# What needs to be done
Write out every line of the material as it stands, apart from the pictures.

# Supplied information
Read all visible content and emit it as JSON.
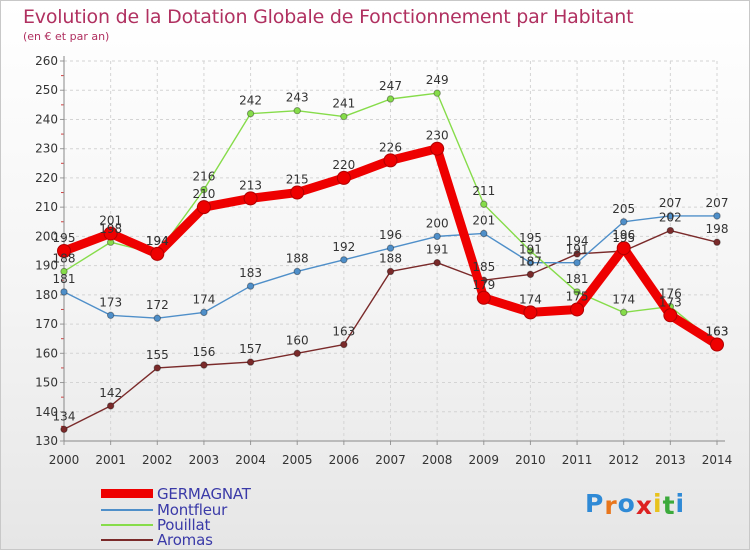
{
  "chart_data": {
    "type": "line",
    "title": "Evolution de la Dotation Globale de Fonctionnement par Habitant",
    "subtitle": "(en € et par an)",
    "x": [
      "2000",
      "2001",
      "2002",
      "2003",
      "2004",
      "2005",
      "2006",
      "2007",
      "2008",
      "2009",
      "2010",
      "2011",
      "2012",
      "2013",
      "2014"
    ],
    "ylim": [
      130,
      260
    ],
    "yticks": [
      130,
      140,
      150,
      160,
      170,
      180,
      190,
      200,
      210,
      220,
      230,
      240,
      250,
      260
    ],
    "grid": true,
    "series": [
      {
        "name": "GERMAGNAT",
        "color": "#ee0000",
        "values": [
          195,
          201,
          194,
          210,
          213,
          215,
          220,
          226,
          230,
          179,
          174,
          175,
          196,
          173,
          163
        ]
      },
      {
        "name": "Montfleur",
        "color": "#4f8fc9",
        "values": [
          181,
          173,
          172,
          174,
          183,
          188,
          192,
          196,
          200,
          201,
          191,
          191,
          205,
          207,
          207
        ]
      },
      {
        "name": "Pouillat",
        "color": "#86dc4a",
        "values": [
          188,
          198,
          194,
          216,
          242,
          243,
          241,
          247,
          249,
          211,
          195,
          181,
          174,
          176,
          163
        ]
      },
      {
        "name": "Aromas",
        "color": "#7a2a2a",
        "values": [
          134,
          142,
          155,
          156,
          157,
          160,
          163,
          188,
          191,
          185,
          187,
          194,
          195,
          202,
          198
        ]
      }
    ]
  },
  "logo": {
    "letters": [
      "P",
      "r",
      "o",
      "x",
      "i",
      "t",
      "i"
    ],
    "colors": [
      "#2f8ad6",
      "#e8761c",
      "#2f8ad6",
      "#dd2222",
      "#e8c21c",
      "#3caa3c",
      "#2f8ad6"
    ]
  }
}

# Result of the task
Read all visible content and emit it as JSON.
{
  "chart_data": {
    "type": "line",
    "title": "Evolution de la Dotation Globale de Fonctionnement par Habitant",
    "subtitle": "(en € et par an)",
    "x": [
      "2000",
      "2001",
      "2002",
      "2003",
      "2004",
      "2005",
      "2006",
      "2007",
      "2008",
      "2009",
      "2010",
      "2011",
      "2012",
      "2013",
      "2014"
    ],
    "ylim": [
      130,
      260
    ],
    "yticks": [
      130,
      140,
      150,
      160,
      170,
      180,
      190,
      200,
      210,
      220,
      230,
      240,
      250,
      260
    ],
    "grid": true,
    "series": [
      {
        "name": "GERMAGNAT",
        "color": "#ee0000",
        "values": [
          195,
          201,
          194,
          210,
          213,
          215,
          220,
          226,
          230,
          179,
          174,
          175,
          196,
          173,
          163
        ]
      },
      {
        "name": "Montfleur",
        "color": "#4f8fc9",
        "values": [
          181,
          173,
          172,
          174,
          183,
          188,
          192,
          196,
          200,
          201,
          191,
          191,
          205,
          207,
          207
        ]
      },
      {
        "name": "Pouillat",
        "color": "#86dc4a",
        "values": [
          188,
          198,
          194,
          216,
          242,
          243,
          241,
          247,
          249,
          211,
          195,
          181,
          174,
          176,
          163
        ]
      },
      {
        "name": "Aromas",
        "color": "#7a2a2a",
        "values": [
          134,
          142,
          155,
          156,
          157,
          160,
          163,
          188,
          191,
          185,
          187,
          194,
          195,
          202,
          198
        ]
      }
    ]
  },
  "logo": {
    "letters": [
      "P",
      "r",
      "o",
      "x",
      "i",
      "t",
      "i"
    ],
    "colors": [
      "#2f8ad6",
      "#e8761c",
      "#2f8ad6",
      "#dd2222",
      "#e8c21c",
      "#3caa3c",
      "#2f8ad6"
    ]
  }
}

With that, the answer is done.